Collected data entries:
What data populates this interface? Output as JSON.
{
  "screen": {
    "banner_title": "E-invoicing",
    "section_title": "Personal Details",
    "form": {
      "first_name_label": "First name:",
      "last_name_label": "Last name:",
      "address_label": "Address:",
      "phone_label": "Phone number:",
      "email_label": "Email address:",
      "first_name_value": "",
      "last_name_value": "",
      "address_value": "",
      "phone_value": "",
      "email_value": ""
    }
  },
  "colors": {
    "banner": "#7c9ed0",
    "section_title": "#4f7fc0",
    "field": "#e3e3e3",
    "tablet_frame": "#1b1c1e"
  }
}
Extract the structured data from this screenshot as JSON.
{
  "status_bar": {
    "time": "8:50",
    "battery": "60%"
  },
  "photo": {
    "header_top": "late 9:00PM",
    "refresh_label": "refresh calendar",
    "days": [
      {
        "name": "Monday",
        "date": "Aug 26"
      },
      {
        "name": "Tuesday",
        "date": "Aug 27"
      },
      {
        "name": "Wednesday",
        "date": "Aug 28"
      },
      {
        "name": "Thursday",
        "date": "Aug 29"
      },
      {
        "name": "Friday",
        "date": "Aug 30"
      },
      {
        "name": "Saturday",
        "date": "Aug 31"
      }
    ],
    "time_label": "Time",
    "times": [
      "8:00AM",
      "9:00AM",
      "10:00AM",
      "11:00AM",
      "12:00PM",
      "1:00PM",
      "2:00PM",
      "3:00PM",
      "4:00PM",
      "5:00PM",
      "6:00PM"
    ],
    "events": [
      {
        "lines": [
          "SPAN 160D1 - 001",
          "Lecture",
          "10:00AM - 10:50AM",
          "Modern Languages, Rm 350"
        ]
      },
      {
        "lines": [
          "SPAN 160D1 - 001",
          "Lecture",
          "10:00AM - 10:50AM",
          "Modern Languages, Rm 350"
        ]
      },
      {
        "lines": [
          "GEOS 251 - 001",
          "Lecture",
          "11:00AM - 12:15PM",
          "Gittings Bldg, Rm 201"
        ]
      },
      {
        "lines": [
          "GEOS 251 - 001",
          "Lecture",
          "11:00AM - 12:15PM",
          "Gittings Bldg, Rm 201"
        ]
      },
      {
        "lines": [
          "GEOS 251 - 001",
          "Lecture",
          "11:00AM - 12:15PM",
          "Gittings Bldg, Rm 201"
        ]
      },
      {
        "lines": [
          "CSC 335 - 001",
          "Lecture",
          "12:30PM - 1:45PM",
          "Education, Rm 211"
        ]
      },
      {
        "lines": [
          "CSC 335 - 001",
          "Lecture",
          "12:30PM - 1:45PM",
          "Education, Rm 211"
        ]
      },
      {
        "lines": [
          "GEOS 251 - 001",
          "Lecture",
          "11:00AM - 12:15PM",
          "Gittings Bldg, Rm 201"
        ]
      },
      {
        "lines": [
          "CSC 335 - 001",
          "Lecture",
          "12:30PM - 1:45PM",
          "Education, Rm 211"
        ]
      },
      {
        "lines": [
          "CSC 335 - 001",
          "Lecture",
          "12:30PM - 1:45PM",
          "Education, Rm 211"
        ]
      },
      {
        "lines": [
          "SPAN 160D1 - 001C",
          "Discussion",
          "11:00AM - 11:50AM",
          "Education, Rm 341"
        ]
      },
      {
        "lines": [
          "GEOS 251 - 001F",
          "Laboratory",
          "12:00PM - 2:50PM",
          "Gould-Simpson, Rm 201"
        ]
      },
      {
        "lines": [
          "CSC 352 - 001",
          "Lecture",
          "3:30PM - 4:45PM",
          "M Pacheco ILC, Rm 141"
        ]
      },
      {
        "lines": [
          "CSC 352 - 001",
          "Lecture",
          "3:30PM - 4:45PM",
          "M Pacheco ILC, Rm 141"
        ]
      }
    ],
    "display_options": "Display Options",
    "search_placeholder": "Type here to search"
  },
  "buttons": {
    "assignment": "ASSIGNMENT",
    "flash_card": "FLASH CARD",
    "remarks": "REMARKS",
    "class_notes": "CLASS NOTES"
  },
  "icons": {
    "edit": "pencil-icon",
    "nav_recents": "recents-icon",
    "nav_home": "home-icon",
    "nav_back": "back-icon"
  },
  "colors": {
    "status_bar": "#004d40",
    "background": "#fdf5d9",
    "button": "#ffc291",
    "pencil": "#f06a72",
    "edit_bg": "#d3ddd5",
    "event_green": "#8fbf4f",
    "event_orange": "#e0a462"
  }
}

Work to be completed:
Set down the material above again, word for word.

The answer:
What data populates this interface? Output as JSON.
{
  "screen": {
    "banner_title": "E-invoicing",
    "section_title": "Personal Details",
    "form": {
      "first_name_label": "First name:",
      "last_name_label": "Last name:",
      "address_label": "Address:",
      "phone_label": "Phone number:",
      "email_label": "Email address:",
      "first_name_value": "",
      "last_name_value": "",
      "address_value": "",
      "phone_value": "",
      "email_value": ""
    }
  },
  "colors": {
    "banner": "#7c9ed0",
    "section_title": "#4f7fc0",
    "field": "#e3e3e3",
    "tablet_frame": "#1b1c1e"
  }
}
Extract the structured data from this screenshot as JSON.
{
  "status_bar": {
    "time": "8:50",
    "battery": "60%"
  },
  "photo": {
    "header_top": "late 9:00PM",
    "refresh_label": "refresh calendar",
    "days": [
      {
        "name": "Monday",
        "date": "Aug 26"
      },
      {
        "name": "Tuesday",
        "date": "Aug 27"
      },
      {
        "name": "Wednesday",
        "date": "Aug 28"
      },
      {
        "name": "Thursday",
        "date": "Aug 29"
      },
      {
        "name": "Friday",
        "date": "Aug 30"
      },
      {
        "name": "Saturday",
        "date": "Aug 31"
      }
    ],
    "time_label": "Time",
    "times": [
      "8:00AM",
      "9:00AM",
      "10:00AM",
      "11:00AM",
      "12:00PM",
      "1:00PM",
      "2:00PM",
      "3:00PM",
      "4:00PM",
      "5:00PM",
      "6:00PM"
    ],
    "events": [
      {
        "lines": [
          "SPAN 160D1 - 001",
          "Lecture",
          "10:00AM - 10:50AM",
          "Modern Languages, Rm 350"
        ]
      },
      {
        "lines": [
          "SPAN 160D1 - 001",
          "Lecture",
          "10:00AM - 10:50AM",
          "Modern Languages, Rm 350"
        ]
      },
      {
        "lines": [
          "GEOS 251 - 001",
          "Lecture",
          "11:00AM - 12:15PM",
          "Gittings Bldg, Rm 201"
        ]
      },
      {
        "lines": [
          "GEOS 251 - 001",
          "Lecture",
          "11:00AM - 12:15PM",
          "Gittings Bldg, Rm 201"
        ]
      },
      {
        "lines": [
          "GEOS 251 - 001",
          "Lecture",
          "11:00AM - 12:15PM",
          "Gittings Bldg, Rm 201"
        ]
      },
      {
        "lines": [
          "CSC 335 - 001",
          "Lecture",
          "12:30PM - 1:45PM",
          "Education, Rm 211"
        ]
      },
      {
        "lines": [
          "CSC 335 - 001",
          "Lecture",
          "12:30PM - 1:45PM",
          "Education, Rm 211"
        ]
      },
      {
        "lines": [
          "GEOS 251 - 001",
          "Lecture",
          "11:00AM - 12:15PM",
          "Gittings Bldg, Rm 201"
        ]
      },
      {
        "lines": [
          "CSC 335 - 001",
          "Lecture",
          "12:30PM - 1:45PM",
          "Education, Rm 211"
        ]
      },
      {
        "lines": [
          "CSC 335 - 001",
          "Lecture",
          "12:30PM - 1:45PM",
          "Education, Rm 211"
        ]
      },
      {
        "lines": [
          "SPAN 160D1 - 001C",
          "Discussion",
          "11:00AM - 11:50AM",
          "Education, Rm 341"
        ]
      },
      {
        "lines": [
          "GEOS 251 - 001F",
          "Laboratory",
          "12:00PM - 2:50PM",
          "Gould-Simpson, Rm 201"
        ]
      },
      {
        "lines": [
          "CSC 352 - 001",
          "Lecture",
          "3:30PM - 4:45PM",
          "M Pacheco ILC, Rm 141"
        ]
      },
      {
        "lines": [
          "CSC 352 - 001",
          "Lecture",
          "3:30PM - 4:45PM",
          "M Pacheco ILC, Rm 141"
        ]
      }
    ],
    "display_options": "Display Options",
    "search_placeholder": "Type here to search"
  },
  "buttons": {
    "assignment": "ASSIGNMENT",
    "flash_card": "FLASH CARD",
    "remarks": "REMARKS",
    "class_notes": "CLASS NOTES"
  },
  "icons": {
    "edit": "pencil-icon",
    "nav_recents": "recents-icon",
    "nav_home": "home-icon",
    "nav_back": "back-icon"
  },
  "colors": {
    "status_bar": "#004d40",
    "background": "#fdf5d9",
    "button": "#ffc291",
    "pencil": "#f06a72",
    "edit_bg": "#d3ddd5",
    "event_green": "#8fbf4f",
    "event_orange": "#e0a462"
  }
}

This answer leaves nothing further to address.